══ Records to use

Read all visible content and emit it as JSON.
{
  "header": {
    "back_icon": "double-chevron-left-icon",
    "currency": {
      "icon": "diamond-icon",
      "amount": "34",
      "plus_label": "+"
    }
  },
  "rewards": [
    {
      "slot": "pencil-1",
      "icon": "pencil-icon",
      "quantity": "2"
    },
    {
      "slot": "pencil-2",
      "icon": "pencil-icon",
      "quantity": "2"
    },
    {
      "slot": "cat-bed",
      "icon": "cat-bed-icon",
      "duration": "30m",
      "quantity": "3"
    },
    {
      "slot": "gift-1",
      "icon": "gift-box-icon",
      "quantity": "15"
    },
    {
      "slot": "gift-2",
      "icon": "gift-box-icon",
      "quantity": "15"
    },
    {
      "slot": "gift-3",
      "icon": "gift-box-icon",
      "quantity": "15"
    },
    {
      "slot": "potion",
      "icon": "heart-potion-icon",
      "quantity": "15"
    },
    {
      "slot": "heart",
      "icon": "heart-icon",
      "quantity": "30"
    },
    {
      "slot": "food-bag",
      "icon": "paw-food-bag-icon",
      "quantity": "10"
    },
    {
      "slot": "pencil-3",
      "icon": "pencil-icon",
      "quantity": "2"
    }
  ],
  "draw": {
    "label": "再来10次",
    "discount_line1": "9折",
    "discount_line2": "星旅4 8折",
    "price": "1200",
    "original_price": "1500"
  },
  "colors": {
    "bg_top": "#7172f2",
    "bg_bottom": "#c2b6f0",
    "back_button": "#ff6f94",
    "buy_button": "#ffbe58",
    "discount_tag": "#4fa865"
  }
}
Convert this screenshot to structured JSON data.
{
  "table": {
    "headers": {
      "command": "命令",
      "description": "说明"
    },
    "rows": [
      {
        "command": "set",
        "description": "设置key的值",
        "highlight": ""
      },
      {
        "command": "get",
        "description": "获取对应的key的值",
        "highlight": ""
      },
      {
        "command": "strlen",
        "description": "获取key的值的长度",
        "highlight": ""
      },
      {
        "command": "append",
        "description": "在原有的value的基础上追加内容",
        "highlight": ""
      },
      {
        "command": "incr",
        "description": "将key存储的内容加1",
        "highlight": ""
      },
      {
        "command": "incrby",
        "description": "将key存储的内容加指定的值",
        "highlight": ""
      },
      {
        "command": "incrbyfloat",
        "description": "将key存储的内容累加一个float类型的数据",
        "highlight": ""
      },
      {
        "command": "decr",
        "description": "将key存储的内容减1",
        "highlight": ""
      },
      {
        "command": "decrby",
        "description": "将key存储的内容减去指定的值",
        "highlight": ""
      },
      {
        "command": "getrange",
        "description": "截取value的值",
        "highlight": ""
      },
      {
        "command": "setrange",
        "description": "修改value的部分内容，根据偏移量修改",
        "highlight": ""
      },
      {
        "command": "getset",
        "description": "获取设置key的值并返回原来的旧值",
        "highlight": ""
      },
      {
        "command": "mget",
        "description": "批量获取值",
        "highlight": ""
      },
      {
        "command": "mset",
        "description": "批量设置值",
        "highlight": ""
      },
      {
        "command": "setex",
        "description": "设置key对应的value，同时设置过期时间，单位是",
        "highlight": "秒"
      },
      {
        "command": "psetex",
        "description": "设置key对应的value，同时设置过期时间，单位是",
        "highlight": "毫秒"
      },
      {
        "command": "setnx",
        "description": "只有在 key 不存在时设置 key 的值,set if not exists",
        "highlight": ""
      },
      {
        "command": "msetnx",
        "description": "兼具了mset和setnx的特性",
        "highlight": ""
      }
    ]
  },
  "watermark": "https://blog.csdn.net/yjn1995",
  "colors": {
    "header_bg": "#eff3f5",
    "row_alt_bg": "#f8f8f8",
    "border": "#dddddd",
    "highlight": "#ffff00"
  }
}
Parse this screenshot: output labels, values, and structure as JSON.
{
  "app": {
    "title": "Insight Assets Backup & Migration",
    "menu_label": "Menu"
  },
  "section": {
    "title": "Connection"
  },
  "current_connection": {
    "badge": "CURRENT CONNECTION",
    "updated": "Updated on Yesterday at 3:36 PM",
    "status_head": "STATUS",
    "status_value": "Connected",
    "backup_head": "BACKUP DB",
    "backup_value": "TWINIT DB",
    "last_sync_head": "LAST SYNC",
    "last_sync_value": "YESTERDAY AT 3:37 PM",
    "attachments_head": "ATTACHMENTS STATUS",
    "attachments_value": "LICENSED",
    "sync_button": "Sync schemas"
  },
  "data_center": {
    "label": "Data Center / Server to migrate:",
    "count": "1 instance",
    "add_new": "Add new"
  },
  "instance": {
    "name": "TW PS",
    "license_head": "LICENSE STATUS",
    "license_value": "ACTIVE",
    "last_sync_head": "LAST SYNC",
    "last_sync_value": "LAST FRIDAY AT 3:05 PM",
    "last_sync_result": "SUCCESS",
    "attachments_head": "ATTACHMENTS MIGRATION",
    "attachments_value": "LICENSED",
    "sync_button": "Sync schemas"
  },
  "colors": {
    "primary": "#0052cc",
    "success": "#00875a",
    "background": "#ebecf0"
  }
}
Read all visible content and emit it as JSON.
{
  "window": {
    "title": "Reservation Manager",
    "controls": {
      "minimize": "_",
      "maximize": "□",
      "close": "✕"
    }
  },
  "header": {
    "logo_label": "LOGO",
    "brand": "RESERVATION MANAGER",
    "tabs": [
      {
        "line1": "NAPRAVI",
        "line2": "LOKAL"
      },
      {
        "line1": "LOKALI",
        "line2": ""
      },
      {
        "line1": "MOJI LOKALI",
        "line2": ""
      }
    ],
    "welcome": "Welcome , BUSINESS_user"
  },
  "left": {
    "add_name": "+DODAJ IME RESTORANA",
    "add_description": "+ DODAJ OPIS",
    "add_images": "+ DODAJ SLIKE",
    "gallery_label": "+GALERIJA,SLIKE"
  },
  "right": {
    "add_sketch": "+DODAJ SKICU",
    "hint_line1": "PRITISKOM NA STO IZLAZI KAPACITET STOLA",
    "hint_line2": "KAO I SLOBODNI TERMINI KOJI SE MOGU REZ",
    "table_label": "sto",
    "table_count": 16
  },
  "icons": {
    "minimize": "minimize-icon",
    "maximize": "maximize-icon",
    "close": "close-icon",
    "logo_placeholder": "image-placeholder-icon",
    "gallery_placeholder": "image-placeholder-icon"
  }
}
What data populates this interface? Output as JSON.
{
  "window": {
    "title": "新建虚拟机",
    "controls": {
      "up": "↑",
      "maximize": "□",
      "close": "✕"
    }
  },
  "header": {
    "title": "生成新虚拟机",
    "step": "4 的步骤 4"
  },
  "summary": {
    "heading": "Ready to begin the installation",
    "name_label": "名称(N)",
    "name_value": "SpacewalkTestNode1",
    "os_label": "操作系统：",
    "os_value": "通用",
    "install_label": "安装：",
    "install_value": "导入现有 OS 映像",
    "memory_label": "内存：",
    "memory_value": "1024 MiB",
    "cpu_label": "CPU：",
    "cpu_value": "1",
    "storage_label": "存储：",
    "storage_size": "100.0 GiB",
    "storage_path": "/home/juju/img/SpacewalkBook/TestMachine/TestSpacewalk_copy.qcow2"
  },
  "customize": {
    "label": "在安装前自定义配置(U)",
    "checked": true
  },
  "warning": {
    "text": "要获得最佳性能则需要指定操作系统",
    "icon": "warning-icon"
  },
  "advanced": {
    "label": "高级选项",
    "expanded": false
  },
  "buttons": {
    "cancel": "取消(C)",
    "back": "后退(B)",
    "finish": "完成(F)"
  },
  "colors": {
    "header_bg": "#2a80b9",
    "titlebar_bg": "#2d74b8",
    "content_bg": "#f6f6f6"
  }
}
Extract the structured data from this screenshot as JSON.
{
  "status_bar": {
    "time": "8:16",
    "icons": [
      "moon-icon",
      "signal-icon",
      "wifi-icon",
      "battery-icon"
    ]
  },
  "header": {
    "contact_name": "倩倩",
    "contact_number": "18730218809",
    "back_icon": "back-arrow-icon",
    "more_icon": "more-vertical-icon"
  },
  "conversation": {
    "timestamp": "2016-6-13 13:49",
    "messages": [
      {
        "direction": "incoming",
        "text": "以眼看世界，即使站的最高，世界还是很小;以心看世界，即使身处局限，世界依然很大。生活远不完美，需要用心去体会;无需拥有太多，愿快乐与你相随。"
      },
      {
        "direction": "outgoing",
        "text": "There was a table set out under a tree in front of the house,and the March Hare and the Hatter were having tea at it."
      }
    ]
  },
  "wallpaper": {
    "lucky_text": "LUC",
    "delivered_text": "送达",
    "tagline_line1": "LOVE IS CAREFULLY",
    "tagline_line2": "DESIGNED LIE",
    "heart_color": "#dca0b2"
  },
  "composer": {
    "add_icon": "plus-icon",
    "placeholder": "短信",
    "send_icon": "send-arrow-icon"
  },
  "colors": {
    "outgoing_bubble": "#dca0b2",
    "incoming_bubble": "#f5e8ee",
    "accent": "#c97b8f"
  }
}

════

• **Written instruction**
Which lines hold the word "this"? Show each one.

• **The completed task**
Convert this screenshot to structured JSON data.
Parse this screenshot: output labels, values, and structure as JSON.
What data populates this interface? Output as JSON.
Extract the structured data from this screenshot as JSON.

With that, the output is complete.